Lines of data:
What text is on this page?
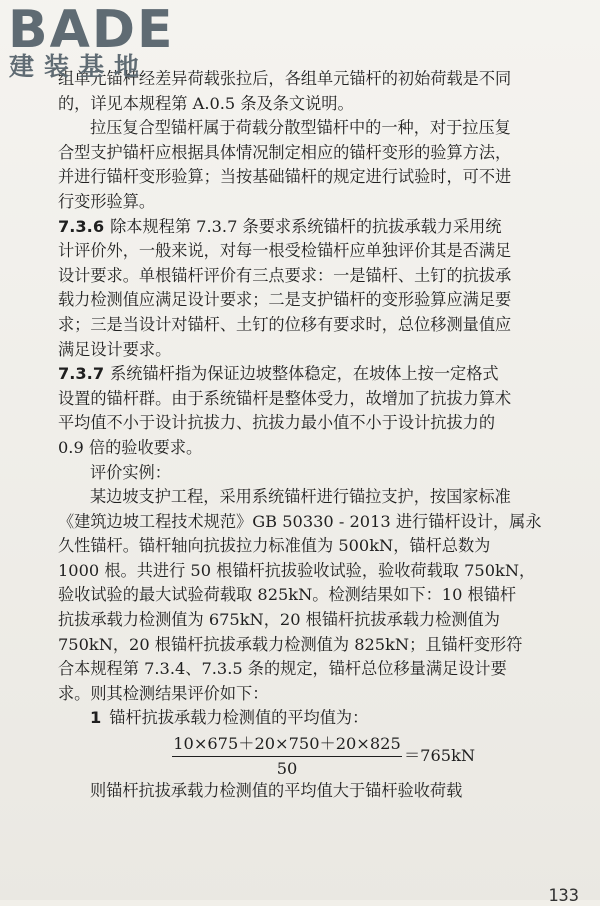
BADE
建装基地
组单元锚杆经差异荷载张拉后，各组单元锚杆的初始荷载是不同
的，详见本规程第 A.0.5 条及条文说明。
拉压复合型锚杆属于荷载分散型锚杆中的一种，对于拉压复
合型支护锚杆应根据具体情况制定相应的锚杆变形的验算方法，
并进行锚杆变形验算；当按基础锚杆的规定进行试验时，可不进
行变形验算。
7.3.6 除本规程第 7.3.7 条要求系统锚杆的抗拔承载力采用统
计评价外，一般来说，对每一根受检锚杆应单独评价其是否满足
设计要求。单根锚杆评价有三点要求：一是锚杆、土钉的抗拔承
载力检测值应满足设计要求；二是支护锚杆的变形验算应满足要
求；三是当设计对锚杆、土钉的位移有要求时，总位移测量值应
满足设计要求。
7.3.7 系统锚杆指为保证边坡整体稳定，在坡体上按一定格式
设置的锚杆群。由于系统锚杆是整体受力，故增加了抗拔力算术
平均值不小于设计抗拔力、抗拔力最小值不小于设计抗拔力的
0.9 倍的验收要求。
评价实例：
某边坡支护工程，采用系统锚杆进行锚拉支护，按国家标准
《建筑边坡工程技术规范》GB 50330 - 2013 进行锚杆设计，属永
久性锚杆。锚杆轴向抗拔拉力标准值为 500kN，锚杆总数为
1000 根。共进行 50 根锚杆抗拔验收试验，验收荷载取 750kN，
验收试验的最大试验荷载取 825kN。检测结果如下：10 根锚杆
抗拔承载力检测值为 675kN，20 根锚杆抗拔承载力检测值为
750kN，20 根锚杆抗拔承载力检测值为 825kN；且锚杆变形符
合本规程第 7.3.4、7.3.5 条的规定，锚杆总位移量满足设计要
求。则其检测结果评价如下：
1 锚杆抗拔承载力检测值的平均值为：
$\frac{10\times 675+20\times 750+20\times 825}{50} =765kN$
则锚杆抗拔承载力检测值的平均值大于锚杆验收荷载
133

TO BE DONE> Retype each entry precisely. Skip images entirely.

OUTPUT FOR THIS EXERCISE>
What text is on this page?
BADE
建装基地
组单元锚杆经差异荷载张拉后，各组单元锚杆的初始荷载是不同
的，详见本规程第 A.0.5 条及条文说明。
拉压复合型锚杆属于荷载分散型锚杆中的一种，对于拉压复
合型支护锚杆应根据具体情况制定相应的锚杆变形的验算方法，
并进行锚杆变形验算；当按基础锚杆的规定进行试验时，可不进
行变形验算。
7.3.6 除本规程第 7.3.7 条要求系统锚杆的抗拔承载力采用统
计评价外，一般来说，对每一根受检锚杆应单独评价其是否满足
设计要求。单根锚杆评价有三点要求：一是锚杆、土钉的抗拔承
载力检测值应满足设计要求；二是支护锚杆的变形验算应满足要
求；三是当设计对锚杆、土钉的位移有要求时，总位移测量值应
满足设计要求。
7.3.7 系统锚杆指为保证边坡整体稳定，在坡体上按一定格式
设置的锚杆群。由于系统锚杆是整体受力，故增加了抗拔力算术
平均值不小于设计抗拔力、抗拔力最小值不小于设计抗拔力的
0.9 倍的验收要求。
评价实例：
某边坡支护工程，采用系统锚杆进行锚拉支护，按国家标准
《建筑边坡工程技术规范》GB 50330 - 2013 进行锚杆设计，属永
久性锚杆。锚杆轴向抗拔拉力标准值为 500kN，锚杆总数为
1000 根。共进行 50 根锚杆抗拔验收试验，验收荷载取 750kN，
验收试验的最大试验荷载取 825kN。检测结果如下：10 根锚杆
抗拔承载力检测值为 675kN，20 根锚杆抗拔承载力检测值为
750kN，20 根锚杆抗拔承载力检测值为 825kN；且锚杆变形符
合本规程第 7.3.4、7.3.5 条的规定，锚杆总位移量满足设计要
求。则其检测结果评价如下：
1 锚杆抗拔承载力检测值的平均值为：
$\frac{10\times 675+20\times 750+20\times 825}{50} =765kN$
则锚杆抗拔承载力检测值的平均值大于锚杆验收荷载
133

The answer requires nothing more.